Short exercise
Show all lines holding the string "Strawberry".

Dataset rows
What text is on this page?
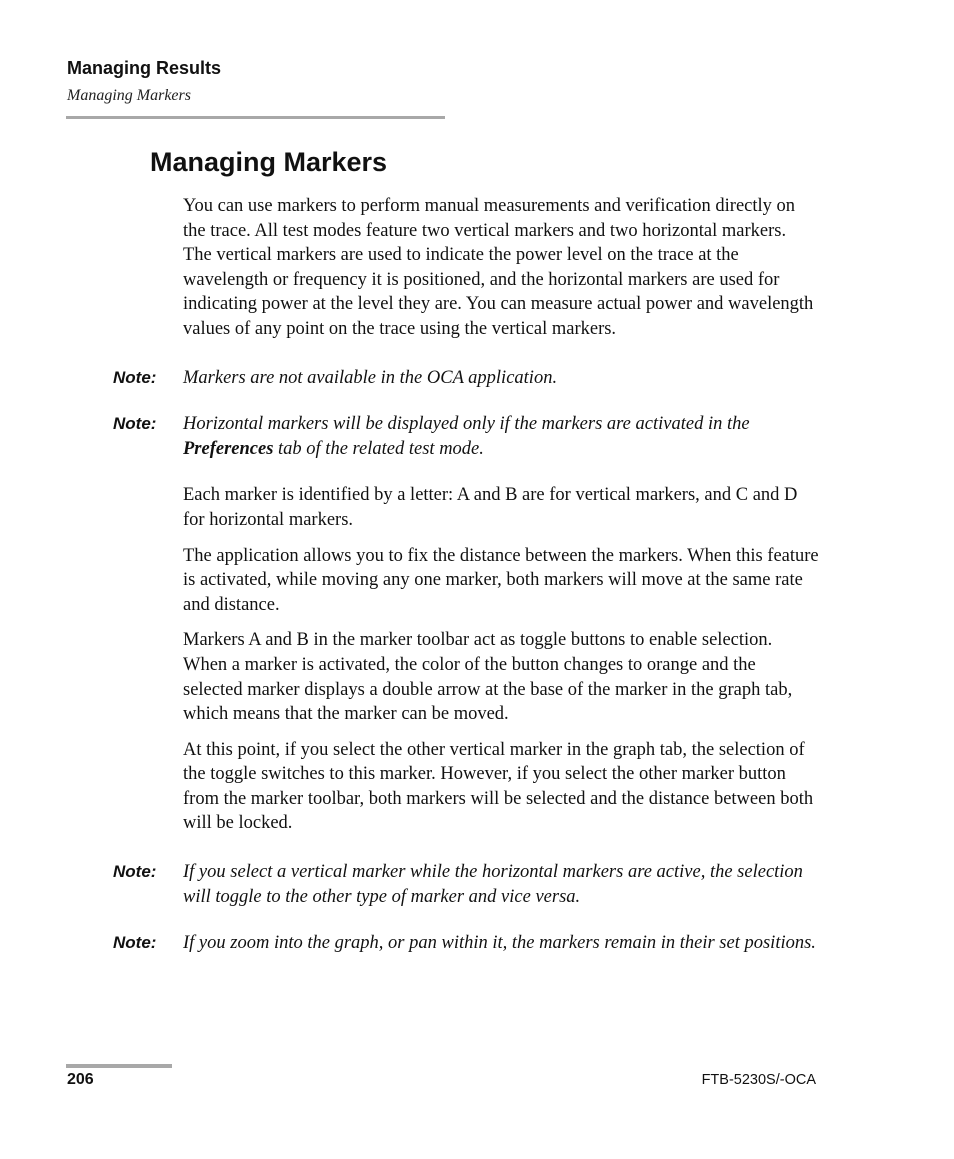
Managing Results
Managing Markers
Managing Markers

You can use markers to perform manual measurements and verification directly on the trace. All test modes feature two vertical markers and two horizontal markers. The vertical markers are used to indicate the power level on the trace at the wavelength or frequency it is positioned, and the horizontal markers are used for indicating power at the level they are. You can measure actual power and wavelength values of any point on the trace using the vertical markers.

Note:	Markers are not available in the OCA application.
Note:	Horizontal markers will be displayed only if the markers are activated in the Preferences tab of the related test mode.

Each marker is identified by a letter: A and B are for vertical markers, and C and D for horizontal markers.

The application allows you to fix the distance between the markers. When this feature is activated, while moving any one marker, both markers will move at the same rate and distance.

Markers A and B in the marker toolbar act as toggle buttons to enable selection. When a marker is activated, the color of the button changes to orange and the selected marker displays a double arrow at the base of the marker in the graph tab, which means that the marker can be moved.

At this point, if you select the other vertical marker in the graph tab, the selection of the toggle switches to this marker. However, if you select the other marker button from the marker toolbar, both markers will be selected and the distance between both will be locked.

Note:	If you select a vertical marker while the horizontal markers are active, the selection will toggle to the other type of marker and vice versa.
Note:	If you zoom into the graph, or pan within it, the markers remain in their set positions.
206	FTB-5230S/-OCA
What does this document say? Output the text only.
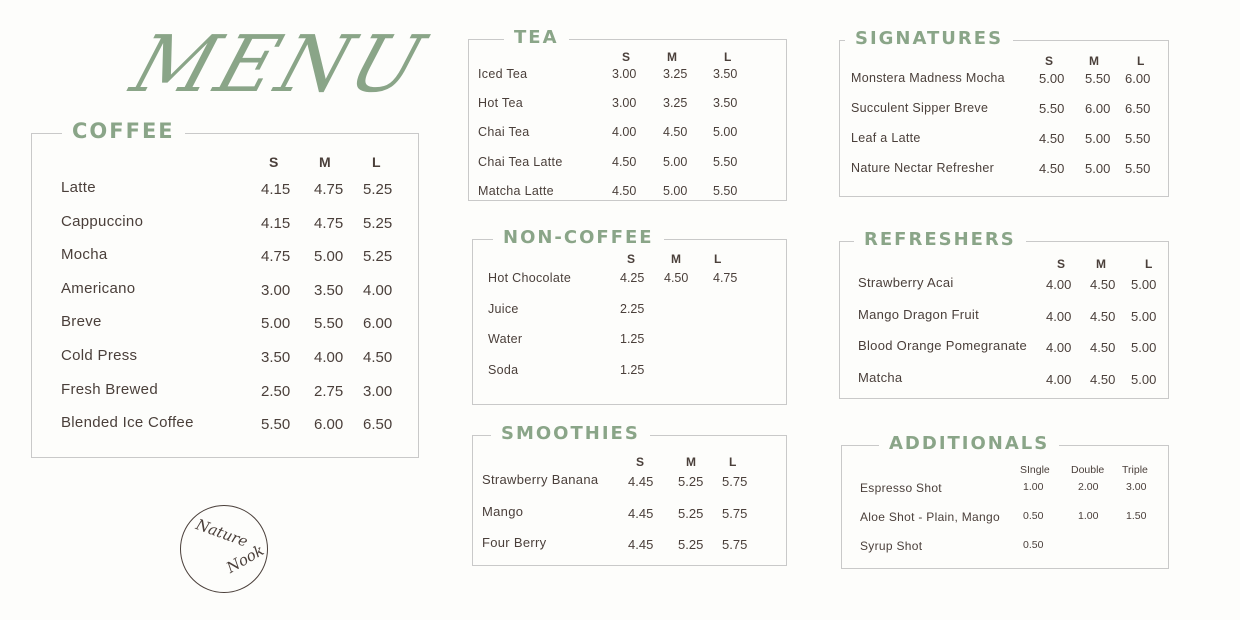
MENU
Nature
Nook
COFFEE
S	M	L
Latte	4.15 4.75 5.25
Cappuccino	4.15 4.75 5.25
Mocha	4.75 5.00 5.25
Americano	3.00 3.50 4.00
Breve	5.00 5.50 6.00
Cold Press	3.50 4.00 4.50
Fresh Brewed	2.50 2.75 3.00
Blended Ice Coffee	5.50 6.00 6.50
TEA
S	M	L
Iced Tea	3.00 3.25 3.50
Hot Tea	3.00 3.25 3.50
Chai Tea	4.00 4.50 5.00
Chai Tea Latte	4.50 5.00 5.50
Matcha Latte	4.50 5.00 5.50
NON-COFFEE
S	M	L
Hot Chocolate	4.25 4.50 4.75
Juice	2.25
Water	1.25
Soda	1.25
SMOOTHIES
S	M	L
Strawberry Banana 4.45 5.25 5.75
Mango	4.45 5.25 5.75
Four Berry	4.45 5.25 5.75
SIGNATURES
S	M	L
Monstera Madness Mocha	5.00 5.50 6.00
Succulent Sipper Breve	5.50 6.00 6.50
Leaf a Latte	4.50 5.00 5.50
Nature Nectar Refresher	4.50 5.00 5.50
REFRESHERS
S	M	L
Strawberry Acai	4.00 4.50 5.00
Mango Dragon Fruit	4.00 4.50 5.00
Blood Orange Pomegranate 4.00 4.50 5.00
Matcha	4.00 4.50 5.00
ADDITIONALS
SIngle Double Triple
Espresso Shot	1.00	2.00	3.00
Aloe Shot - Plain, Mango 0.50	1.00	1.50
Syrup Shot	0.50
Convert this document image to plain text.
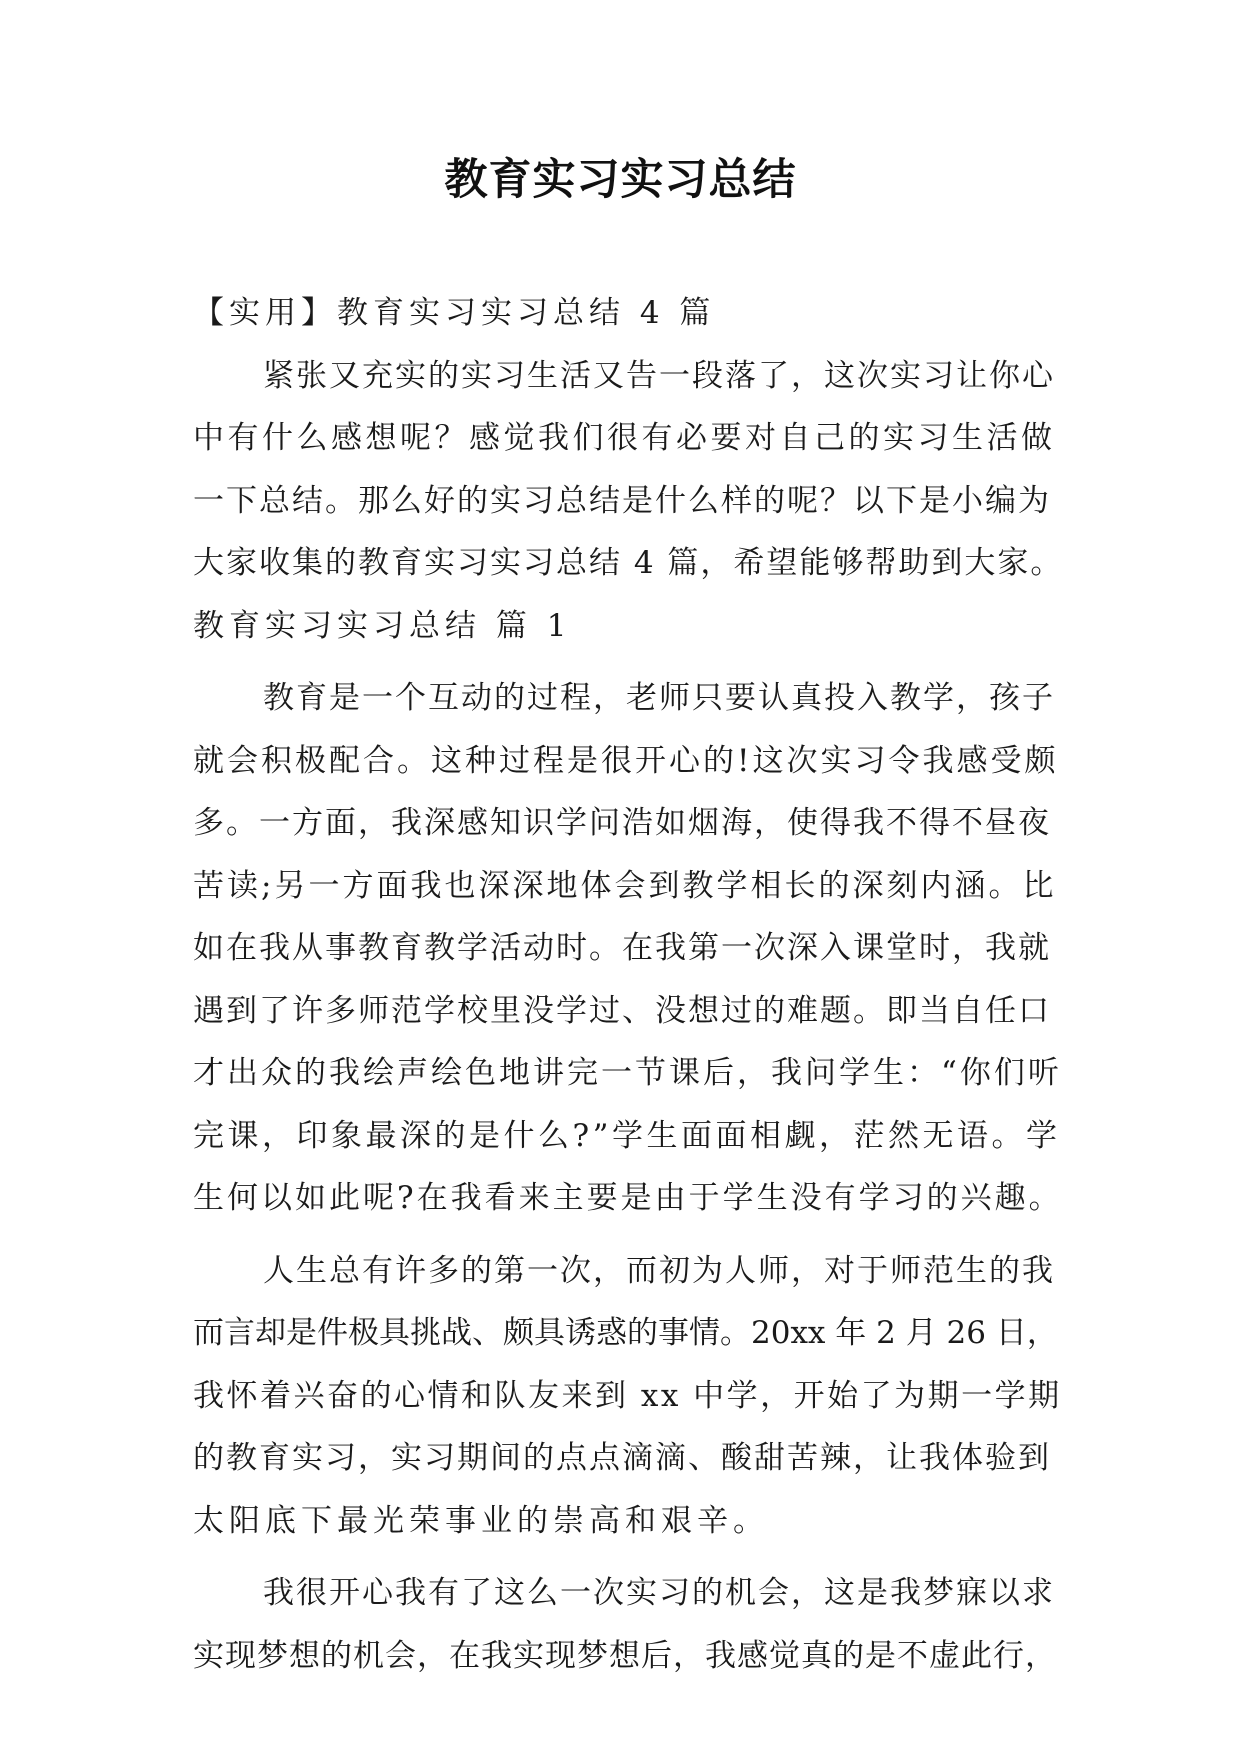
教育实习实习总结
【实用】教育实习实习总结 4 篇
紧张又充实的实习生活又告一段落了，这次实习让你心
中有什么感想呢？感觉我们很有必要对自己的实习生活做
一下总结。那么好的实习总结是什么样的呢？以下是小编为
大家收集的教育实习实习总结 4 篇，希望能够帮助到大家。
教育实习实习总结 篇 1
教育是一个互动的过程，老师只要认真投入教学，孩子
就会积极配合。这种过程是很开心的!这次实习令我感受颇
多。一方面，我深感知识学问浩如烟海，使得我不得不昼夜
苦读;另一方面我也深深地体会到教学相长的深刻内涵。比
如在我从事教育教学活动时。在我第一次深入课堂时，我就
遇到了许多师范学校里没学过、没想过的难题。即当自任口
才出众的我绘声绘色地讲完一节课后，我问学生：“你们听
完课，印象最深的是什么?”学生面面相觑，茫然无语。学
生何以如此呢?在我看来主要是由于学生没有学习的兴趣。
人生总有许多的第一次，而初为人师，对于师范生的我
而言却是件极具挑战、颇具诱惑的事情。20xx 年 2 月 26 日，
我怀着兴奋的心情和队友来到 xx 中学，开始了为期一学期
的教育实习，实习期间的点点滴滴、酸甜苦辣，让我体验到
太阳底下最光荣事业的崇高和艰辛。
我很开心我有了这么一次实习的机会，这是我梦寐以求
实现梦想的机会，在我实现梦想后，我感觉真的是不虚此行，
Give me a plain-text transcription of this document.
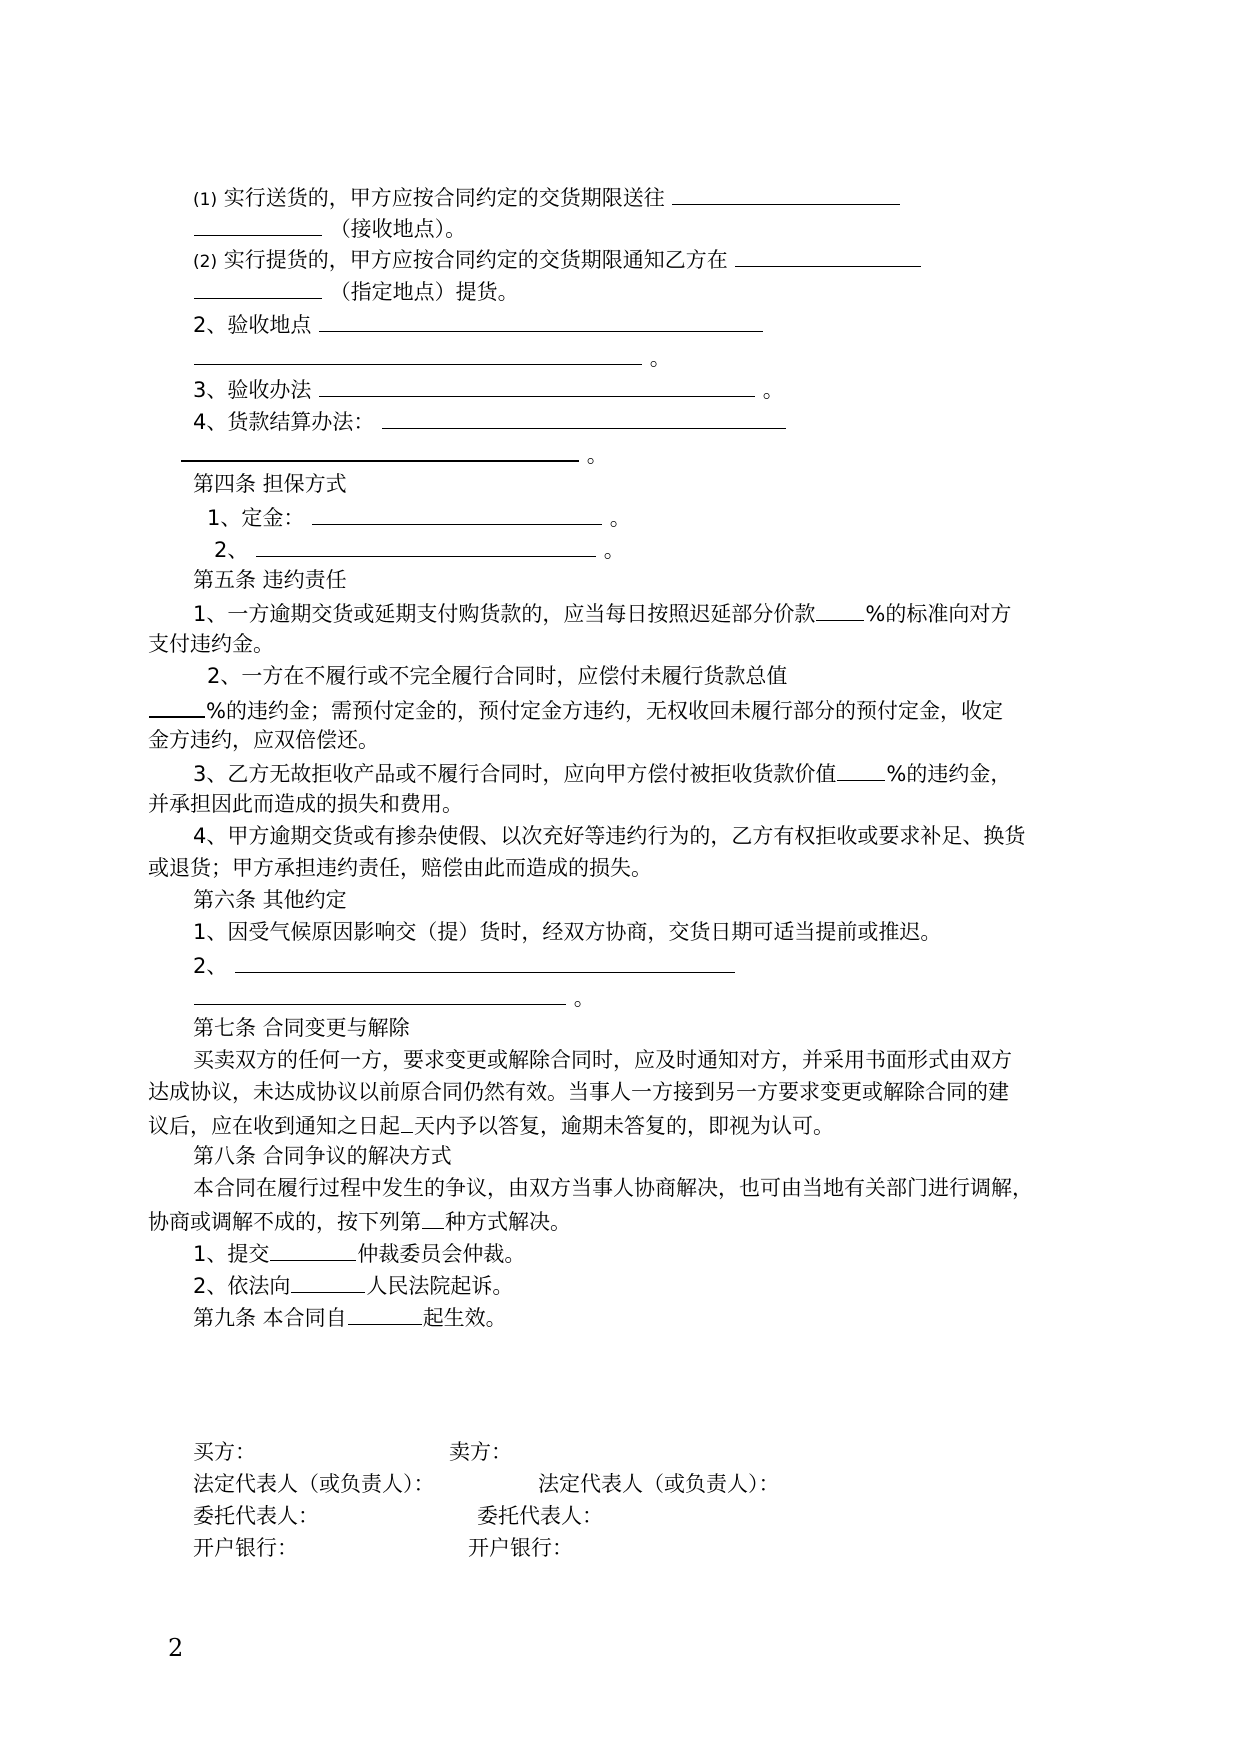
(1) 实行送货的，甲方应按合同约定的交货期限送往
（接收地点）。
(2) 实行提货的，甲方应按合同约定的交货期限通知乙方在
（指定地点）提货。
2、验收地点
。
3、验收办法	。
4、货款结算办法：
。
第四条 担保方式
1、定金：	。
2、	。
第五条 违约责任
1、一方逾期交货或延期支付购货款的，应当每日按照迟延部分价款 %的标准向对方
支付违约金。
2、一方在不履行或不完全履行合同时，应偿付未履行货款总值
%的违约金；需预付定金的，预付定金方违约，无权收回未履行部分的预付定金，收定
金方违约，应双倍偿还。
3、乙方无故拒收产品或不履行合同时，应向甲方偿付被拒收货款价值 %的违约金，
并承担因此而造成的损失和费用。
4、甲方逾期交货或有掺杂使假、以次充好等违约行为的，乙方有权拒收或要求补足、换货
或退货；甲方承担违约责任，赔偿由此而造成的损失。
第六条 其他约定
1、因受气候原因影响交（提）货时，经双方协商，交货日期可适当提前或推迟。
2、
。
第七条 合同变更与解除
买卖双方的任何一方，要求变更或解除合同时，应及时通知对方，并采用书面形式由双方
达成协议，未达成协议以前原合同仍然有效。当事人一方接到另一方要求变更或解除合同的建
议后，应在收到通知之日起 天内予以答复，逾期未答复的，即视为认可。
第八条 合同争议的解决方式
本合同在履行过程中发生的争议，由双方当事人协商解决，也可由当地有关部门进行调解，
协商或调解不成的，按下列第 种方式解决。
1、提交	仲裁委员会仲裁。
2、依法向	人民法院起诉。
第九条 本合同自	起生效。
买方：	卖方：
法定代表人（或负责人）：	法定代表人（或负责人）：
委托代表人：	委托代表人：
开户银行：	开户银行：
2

Solution to this exercise
Strawberry Banana 4.45 5.25 5.75
Strawberry Acai	4.00 4.50 5.00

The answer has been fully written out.